▶ **WORK TO COMPLETE**: Please find all lines in the data that hold the string "Messung" and copy them.
╭──
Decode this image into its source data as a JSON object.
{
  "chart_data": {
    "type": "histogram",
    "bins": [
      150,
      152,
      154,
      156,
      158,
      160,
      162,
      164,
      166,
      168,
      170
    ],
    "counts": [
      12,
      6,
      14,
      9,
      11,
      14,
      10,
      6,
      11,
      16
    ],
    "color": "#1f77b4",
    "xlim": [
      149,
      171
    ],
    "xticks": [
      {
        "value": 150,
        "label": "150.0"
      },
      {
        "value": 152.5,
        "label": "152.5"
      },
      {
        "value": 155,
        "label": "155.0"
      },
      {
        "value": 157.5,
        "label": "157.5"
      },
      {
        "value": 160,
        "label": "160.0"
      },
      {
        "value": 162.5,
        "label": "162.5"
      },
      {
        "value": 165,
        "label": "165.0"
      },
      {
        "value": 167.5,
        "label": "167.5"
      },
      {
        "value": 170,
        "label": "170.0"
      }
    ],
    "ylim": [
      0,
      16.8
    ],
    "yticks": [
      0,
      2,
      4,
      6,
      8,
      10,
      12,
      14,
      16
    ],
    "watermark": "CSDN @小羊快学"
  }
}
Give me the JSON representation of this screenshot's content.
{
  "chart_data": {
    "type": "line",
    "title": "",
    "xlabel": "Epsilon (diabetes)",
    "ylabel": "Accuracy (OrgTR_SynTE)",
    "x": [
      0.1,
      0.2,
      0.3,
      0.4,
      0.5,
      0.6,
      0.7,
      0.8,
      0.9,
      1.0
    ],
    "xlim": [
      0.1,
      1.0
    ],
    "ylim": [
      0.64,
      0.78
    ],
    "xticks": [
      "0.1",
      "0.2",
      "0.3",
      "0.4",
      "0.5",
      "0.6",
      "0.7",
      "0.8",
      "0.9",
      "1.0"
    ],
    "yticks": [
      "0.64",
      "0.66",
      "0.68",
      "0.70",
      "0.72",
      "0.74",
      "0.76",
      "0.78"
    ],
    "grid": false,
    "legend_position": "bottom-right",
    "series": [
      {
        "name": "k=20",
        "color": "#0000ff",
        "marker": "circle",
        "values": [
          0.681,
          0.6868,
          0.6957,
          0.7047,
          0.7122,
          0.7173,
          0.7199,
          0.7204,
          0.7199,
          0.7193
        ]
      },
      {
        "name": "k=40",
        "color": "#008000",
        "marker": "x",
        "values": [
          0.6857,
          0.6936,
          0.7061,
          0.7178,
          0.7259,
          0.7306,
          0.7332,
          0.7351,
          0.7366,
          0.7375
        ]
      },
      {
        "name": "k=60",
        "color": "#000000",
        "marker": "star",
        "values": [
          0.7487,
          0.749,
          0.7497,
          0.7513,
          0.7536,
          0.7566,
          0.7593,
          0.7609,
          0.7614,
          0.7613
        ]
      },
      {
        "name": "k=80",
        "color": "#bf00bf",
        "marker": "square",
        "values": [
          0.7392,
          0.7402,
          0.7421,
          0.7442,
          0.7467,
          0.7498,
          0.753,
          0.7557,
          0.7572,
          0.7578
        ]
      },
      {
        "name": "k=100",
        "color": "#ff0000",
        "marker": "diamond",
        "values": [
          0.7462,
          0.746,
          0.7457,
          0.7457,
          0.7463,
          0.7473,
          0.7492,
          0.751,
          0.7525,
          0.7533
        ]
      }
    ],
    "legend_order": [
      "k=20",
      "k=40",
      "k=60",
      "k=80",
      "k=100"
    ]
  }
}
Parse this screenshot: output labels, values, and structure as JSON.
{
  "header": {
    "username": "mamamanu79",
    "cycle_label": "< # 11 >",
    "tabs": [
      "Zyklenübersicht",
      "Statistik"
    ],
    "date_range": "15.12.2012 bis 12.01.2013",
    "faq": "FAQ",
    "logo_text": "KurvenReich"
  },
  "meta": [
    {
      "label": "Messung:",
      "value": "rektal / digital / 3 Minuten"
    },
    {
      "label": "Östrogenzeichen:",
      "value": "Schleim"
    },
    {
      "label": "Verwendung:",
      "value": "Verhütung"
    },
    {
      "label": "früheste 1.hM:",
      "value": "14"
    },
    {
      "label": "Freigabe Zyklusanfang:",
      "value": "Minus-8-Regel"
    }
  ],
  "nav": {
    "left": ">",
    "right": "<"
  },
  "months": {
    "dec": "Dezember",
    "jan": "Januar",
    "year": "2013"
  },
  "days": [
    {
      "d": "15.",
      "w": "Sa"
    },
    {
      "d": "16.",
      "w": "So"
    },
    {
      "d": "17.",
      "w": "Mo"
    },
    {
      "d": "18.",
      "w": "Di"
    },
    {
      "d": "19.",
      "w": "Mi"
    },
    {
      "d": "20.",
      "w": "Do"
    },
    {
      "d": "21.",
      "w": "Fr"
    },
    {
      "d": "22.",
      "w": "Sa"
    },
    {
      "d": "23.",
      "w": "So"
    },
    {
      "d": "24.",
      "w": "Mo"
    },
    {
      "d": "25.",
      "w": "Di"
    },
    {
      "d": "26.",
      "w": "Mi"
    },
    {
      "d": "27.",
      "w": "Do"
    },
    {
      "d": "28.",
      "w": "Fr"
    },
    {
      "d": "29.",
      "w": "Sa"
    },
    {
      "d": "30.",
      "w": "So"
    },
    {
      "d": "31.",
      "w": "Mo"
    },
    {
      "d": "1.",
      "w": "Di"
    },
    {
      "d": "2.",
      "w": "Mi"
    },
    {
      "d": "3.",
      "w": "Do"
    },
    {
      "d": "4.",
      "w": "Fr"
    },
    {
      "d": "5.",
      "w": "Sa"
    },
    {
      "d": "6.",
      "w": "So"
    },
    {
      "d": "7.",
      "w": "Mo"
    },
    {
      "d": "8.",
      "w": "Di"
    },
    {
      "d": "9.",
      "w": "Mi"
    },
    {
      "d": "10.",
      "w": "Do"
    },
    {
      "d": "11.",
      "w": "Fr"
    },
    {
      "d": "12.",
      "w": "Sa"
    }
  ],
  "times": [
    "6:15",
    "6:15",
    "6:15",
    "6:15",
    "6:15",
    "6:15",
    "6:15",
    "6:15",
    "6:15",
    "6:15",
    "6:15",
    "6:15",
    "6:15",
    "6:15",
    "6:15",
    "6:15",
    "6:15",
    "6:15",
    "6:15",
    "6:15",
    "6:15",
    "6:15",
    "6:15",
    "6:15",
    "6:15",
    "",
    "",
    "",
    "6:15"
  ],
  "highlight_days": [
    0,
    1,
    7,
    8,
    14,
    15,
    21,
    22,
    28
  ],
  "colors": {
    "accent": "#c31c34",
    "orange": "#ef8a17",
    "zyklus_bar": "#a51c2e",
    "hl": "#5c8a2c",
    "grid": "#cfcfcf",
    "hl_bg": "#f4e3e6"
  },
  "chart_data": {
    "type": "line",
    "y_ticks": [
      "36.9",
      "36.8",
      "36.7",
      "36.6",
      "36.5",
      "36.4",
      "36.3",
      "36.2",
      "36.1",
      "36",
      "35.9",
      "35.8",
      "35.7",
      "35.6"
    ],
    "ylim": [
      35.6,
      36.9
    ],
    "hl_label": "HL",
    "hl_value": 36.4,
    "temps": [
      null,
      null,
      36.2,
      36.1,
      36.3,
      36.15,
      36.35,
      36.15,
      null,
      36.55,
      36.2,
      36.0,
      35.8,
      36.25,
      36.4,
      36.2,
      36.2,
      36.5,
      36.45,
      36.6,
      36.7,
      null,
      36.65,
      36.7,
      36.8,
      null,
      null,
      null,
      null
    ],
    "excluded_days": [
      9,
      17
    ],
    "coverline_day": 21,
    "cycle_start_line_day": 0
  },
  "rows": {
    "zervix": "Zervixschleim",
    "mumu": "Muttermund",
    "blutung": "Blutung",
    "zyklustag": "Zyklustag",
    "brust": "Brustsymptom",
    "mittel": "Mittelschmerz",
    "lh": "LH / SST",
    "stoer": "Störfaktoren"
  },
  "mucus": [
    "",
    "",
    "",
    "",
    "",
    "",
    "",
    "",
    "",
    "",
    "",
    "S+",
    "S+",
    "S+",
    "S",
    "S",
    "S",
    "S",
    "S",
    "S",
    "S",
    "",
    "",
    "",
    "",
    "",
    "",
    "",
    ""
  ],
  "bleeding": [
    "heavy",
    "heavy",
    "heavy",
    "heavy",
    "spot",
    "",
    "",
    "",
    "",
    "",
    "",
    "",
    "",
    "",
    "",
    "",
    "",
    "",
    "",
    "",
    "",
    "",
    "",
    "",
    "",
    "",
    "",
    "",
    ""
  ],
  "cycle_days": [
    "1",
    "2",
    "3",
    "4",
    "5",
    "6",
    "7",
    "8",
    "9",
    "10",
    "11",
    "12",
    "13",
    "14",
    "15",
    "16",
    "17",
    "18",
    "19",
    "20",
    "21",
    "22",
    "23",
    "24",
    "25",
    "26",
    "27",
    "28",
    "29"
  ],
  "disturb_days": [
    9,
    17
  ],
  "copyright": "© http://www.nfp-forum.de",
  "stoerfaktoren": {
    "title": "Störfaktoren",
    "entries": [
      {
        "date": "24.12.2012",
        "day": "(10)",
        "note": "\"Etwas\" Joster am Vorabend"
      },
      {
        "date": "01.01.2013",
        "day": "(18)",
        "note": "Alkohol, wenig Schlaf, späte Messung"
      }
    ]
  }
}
╰──
▶ **RESPONSE TO THE EXERCISE**:
      "label": "Messung:",
        "note": "Alkohol, wenig Schlaf, späte Messung"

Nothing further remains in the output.